Below are some records; retype all of them exactly.

■ **Supplied records**
--- start ---

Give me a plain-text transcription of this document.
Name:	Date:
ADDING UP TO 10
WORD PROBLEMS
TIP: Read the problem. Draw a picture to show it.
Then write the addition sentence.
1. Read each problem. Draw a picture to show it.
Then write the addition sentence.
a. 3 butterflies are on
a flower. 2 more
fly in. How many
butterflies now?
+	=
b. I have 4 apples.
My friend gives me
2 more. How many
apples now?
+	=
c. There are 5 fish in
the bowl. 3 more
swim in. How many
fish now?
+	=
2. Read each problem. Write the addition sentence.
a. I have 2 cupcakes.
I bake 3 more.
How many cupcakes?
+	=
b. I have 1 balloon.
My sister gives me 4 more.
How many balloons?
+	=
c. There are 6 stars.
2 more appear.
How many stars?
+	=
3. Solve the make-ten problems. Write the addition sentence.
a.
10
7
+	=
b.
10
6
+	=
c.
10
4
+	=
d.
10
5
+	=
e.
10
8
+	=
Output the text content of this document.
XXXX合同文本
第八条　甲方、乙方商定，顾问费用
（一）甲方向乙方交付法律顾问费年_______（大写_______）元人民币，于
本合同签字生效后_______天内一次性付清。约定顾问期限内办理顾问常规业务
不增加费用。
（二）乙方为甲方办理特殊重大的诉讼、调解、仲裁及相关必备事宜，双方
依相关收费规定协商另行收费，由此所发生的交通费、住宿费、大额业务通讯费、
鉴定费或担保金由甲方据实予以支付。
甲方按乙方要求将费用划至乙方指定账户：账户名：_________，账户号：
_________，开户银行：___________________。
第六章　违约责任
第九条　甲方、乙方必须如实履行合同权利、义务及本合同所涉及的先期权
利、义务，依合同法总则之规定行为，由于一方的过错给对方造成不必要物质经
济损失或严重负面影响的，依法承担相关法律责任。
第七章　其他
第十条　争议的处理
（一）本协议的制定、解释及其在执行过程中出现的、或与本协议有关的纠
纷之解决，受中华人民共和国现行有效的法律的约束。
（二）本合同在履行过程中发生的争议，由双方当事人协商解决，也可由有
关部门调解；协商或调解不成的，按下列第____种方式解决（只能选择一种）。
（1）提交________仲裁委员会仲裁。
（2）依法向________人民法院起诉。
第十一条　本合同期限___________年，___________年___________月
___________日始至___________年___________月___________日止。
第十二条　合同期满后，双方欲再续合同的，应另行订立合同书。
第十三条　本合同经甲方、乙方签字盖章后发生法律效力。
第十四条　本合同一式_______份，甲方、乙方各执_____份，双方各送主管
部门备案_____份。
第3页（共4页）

--- end ---

■ **Task result**
Give me a plain-text transcription of this document.
Name:	Date:
ADDING UP TO 10
WORD PROBLEMS
TIP: Read the problem. Draw a picture to show it.
Then write the addition sentence.
1. Read each problem. Draw a picture to show it.
Then write the addition sentence.
a. 3 butterflies are on
a flower. 2 more
fly in. How many
butterflies now?
+	=
b. I have 4 apples.
My friend gives me
2 more. How many
apples now?
+	=
c. There are 5 fish in
the bowl. 3 more
swim in. How many
fish now?
+	=
2. Read each problem. Write the addition sentence.
a. I have 2 cupcakes.
I bake 3 more.
How many cupcakes?
+	=
b. I have 1 balloon.
My sister gives me 4 more.
How many balloons?
+	=
c. There are 6 stars.
2 more appear.
How many stars?
+	=
3. Solve the make-ten problems. Write the addition sentence.
a.
10
7
+	=
b.
10
6
+	=
c.
10
4
+	=
d.
10
5
+	=
e.
10
8
+	=
Output the text content of this document.
XXXX合同文本
第八条　甲方、乙方商定，顾问费用
（一）甲方向乙方交付法律顾问费年_______（大写_______）元人民币，于
本合同签字生效后_______天内一次性付清。约定顾问期限内办理顾问常规业务
不增加费用。
（二）乙方为甲方办理特殊重大的诉讼、调解、仲裁及相关必备事宜，双方
依相关收费规定协商另行收费，由此所发生的交通费、住宿费、大额业务通讯费、
鉴定费或担保金由甲方据实予以支付。
甲方按乙方要求将费用划至乙方指定账户：账户名：_________，账户号：
_________，开户银行：___________________。
第六章　违约责任
第九条　甲方、乙方必须如实履行合同权利、义务及本合同所涉及的先期权
利、义务，依合同法总则之规定行为，由于一方的过错给对方造成不必要物质经
济损失或严重负面影响的，依法承担相关法律责任。
第七章　其他
第十条　争议的处理
（一）本协议的制定、解释及其在执行过程中出现的、或与本协议有关的纠
纷之解决，受中华人民共和国现行有效的法律的约束。
（二）本合同在履行过程中发生的争议，由双方当事人协商解决，也可由有
关部门调解；协商或调解不成的，按下列第____种方式解决（只能选择一种）。
（1）提交________仲裁委员会仲裁。
（2）依法向________人民法院起诉。
第十一条　本合同期限___________年，___________年___________月
___________日始至___________年___________月___________日止。
第十二条　合同期满后，双方欲再续合同的，应另行订立合同书。
第十三条　本合同经甲方、乙方签字盖章后发生法律效力。
第十四条　本合同一式_______份，甲方、乙方各执_____份，双方各送主管
部门备案_____份。
第3页（共4页）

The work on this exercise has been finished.